__TASK OBJECTIVE__. The records below are to be repeated in full, exactly as they are.

## start MATERIAL

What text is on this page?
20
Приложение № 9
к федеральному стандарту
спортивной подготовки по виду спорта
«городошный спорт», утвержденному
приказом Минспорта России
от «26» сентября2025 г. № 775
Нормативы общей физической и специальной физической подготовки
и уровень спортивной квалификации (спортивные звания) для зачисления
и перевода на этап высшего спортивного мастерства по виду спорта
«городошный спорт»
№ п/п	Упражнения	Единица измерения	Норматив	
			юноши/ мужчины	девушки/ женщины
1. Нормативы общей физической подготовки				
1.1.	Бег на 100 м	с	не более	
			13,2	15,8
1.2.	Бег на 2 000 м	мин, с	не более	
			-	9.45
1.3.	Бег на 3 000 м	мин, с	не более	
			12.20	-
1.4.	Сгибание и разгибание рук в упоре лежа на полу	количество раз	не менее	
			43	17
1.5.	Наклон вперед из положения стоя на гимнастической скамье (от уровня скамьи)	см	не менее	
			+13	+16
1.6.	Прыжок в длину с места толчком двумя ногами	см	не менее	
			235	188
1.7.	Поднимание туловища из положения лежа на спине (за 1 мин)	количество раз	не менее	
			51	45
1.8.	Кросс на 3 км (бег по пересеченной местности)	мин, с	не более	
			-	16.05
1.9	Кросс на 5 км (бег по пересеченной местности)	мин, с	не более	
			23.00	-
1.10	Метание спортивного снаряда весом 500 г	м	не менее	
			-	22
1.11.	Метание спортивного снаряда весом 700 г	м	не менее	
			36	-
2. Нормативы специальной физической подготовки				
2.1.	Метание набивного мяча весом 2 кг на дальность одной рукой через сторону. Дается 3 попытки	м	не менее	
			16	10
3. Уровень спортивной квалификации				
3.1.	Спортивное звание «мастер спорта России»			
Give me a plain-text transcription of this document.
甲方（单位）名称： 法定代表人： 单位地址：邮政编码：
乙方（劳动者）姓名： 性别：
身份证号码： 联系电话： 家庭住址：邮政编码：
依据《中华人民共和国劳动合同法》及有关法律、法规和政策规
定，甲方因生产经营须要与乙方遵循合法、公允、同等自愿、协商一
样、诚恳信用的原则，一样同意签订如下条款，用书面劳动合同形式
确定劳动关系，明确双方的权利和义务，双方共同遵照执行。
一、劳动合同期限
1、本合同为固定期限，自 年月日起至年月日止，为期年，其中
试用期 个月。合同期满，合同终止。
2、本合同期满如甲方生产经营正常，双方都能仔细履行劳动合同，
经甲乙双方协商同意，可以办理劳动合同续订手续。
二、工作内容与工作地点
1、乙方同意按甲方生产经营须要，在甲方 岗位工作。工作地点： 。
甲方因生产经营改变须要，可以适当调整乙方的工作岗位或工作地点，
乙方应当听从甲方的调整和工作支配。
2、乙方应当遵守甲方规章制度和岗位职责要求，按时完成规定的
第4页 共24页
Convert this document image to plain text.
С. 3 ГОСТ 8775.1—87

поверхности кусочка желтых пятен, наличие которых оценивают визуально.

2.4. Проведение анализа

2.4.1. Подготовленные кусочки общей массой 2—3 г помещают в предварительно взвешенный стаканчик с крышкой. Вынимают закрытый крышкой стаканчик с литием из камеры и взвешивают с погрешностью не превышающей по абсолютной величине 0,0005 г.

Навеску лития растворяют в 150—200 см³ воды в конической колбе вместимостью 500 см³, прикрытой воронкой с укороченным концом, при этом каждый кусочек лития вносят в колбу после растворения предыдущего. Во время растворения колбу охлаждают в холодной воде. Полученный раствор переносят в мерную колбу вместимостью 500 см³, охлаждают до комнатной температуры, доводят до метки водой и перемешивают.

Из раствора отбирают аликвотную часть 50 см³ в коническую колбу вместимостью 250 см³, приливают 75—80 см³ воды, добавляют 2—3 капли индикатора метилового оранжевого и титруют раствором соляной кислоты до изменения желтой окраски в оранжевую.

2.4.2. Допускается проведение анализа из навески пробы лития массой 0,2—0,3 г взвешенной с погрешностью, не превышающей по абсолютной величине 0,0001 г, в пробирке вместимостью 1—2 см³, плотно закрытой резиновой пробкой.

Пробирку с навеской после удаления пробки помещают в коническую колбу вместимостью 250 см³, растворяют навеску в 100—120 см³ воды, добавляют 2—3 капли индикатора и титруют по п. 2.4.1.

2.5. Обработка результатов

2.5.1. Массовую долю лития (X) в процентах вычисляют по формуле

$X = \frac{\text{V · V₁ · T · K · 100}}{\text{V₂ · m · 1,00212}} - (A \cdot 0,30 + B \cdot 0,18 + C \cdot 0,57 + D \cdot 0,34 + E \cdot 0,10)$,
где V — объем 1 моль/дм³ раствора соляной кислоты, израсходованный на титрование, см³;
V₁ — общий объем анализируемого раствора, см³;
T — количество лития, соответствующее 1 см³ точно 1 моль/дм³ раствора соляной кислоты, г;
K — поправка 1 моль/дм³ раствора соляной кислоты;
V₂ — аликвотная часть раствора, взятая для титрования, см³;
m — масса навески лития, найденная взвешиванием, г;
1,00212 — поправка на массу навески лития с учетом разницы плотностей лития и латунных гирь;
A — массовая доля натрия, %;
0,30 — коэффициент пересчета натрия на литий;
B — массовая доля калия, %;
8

## end MATERIAL

__CORRECT OUTPUT__.
What text is on this page?
20
Приложение № 9
к федеральному стандарту
спортивной подготовки по виду спорта
«городошный спорт», утвержденному
приказом Минспорта России
от «26» сентября2025 г. № 775
Нормативы общей физической и специальной физической подготовки
и уровень спортивной квалификации (спортивные звания) для зачисления
и перевода на этап высшего спортивного мастерства по виду спорта
«городошный спорт»
№ п/п	Упражнения	Единица измерения	Норматив	
			юноши/ мужчины	девушки/ женщины
1. Нормативы общей физической подготовки				
1.1.	Бег на 100 м	с	не более	
			13,2	15,8
1.2.	Бег на 2 000 м	мин, с	не более	
			-	9.45
1.3.	Бег на 3 000 м	мин, с	не более	
			12.20	-
1.4.	Сгибание и разгибание рук в упоре лежа на полу	количество раз	не менее	
			43	17
1.5.	Наклон вперед из положения стоя на гимнастической скамье (от уровня скамьи)	см	не менее	
			+13	+16
1.6.	Прыжок в длину с места толчком двумя ногами	см	не менее	
			235	188
1.7.	Поднимание туловища из положения лежа на спине (за 1 мин)	количество раз	не менее	
			51	45
1.8.	Кросс на 3 км (бег по пересеченной местности)	мин, с	не более	
			-	16.05
1.9	Кросс на 5 км (бег по пересеченной местности)	мин, с	не более	
			23.00	-
1.10	Метание спортивного снаряда весом 500 г	м	не менее	
			-	22
1.11.	Метание спортивного снаряда весом 700 г	м	не менее	
			36	-
2. Нормативы специальной физической подготовки				
2.1.	Метание набивного мяча весом 2 кг на дальность одной рукой через сторону. Дается 3 попытки	м	не менее	
			16	10
3. Уровень спортивной квалификации				
3.1.	Спортивное звание «мастер спорта России»			
Give me a plain-text transcription of this document.
甲方（单位）名称： 法定代表人： 单位地址：邮政编码：
乙方（劳动者）姓名： 性别：
身份证号码： 联系电话： 家庭住址：邮政编码：
依据《中华人民共和国劳动合同法》及有关法律、法规和政策规
定，甲方因生产经营须要与乙方遵循合法、公允、同等自愿、协商一
样、诚恳信用的原则，一样同意签订如下条款，用书面劳动合同形式
确定劳动关系，明确双方的权利和义务，双方共同遵照执行。
一、劳动合同期限
1、本合同为固定期限，自 年月日起至年月日止，为期年，其中
试用期 个月。合同期满，合同终止。
2、本合同期满如甲方生产经营正常，双方都能仔细履行劳动合同，
经甲乙双方协商同意，可以办理劳动合同续订手续。
二、工作内容与工作地点
1、乙方同意按甲方生产经营须要，在甲方 岗位工作。工作地点： 。
甲方因生产经营改变须要，可以适当调整乙方的工作岗位或工作地点，
乙方应当听从甲方的调整和工作支配。
2、乙方应当遵守甲方规章制度和岗位职责要求，按时完成规定的
第4页 共24页
Convert this document image to plain text.
С. 3 ГОСТ 8775.1—87

поверхности кусочка желтых пятен, наличие которых оценивают визуально.

2.4. Проведение анализа

2.4.1. Подготовленные кусочки общей массой 2—3 г помещают в предварительно взвешенный стаканчик с крышкой. Вынимают закрытый крышкой стаканчик с литием из камеры и взвешивают с погрешностью не превышающей по абсолютной величине 0,0005 г.

Навеску лития растворяют в 150—200 см³ воды в конической колбе вместимостью 500 см³, прикрытой воронкой с укороченным концом, при этом каждый кусочек лития вносят в колбу после растворения предыдущего. Во время растворения колбу охлаждают в холодной воде. Полученный раствор переносят в мерную колбу вместимостью 500 см³, охлаждают до комнатной температуры, доводят до метки водой и перемешивают.

Из раствора отбирают аликвотную часть 50 см³ в коническую колбу вместимостью 250 см³, приливают 75—80 см³ воды, добавляют 2—3 капли индикатора метилового оранжевого и титруют раствором соляной кислоты до изменения желтой окраски в оранжевую.

2.4.2. Допускается проведение анализа из навески пробы лития массой 0,2—0,3 г взвешенной с погрешностью, не превышающей по абсолютной величине 0,0001 г, в пробирке вместимостью 1—2 см³, плотно закрытой резиновой пробкой.

Пробирку с навеской после удаления пробки помещают в коническую колбу вместимостью 250 см³, растворяют навеску в 100—120 см³ воды, добавляют 2—3 капли индикатора и титруют по п. 2.4.1.

2.5. Обработка результатов

2.5.1. Массовую долю лития (X) в процентах вычисляют по формуле

$X = \frac{\text{V · V₁ · T · K · 100}}{\text{V₂ · m · 1,00212}} - (A \cdot 0,30 + B \cdot 0,18 + C \cdot 0,57 + D \cdot 0,34 + E \cdot 0,10)$,
где V — объем 1 моль/дм³ раствора соляной кислоты, израсходованный на титрование, см³;
V₁ — общий объем анализируемого раствора, см³;
T — количество лития, соответствующее 1 см³ точно 1 моль/дм³ раствора соляной кислоты, г;
K — поправка 1 моль/дм³ раствора соляной кислоты;
V₂ — аликвотная часть раствора, взятая для титрования, см³;
m — масса навески лития, найденная взвешиванием, г;
1,00212 — поправка на массу навески лития с учетом разницы плотностей лития и латунных гирь;
A — массовая доля натрия, %;
0,30 — коэффициент пересчета натрия на литий;
B — массовая доля калия, %;
8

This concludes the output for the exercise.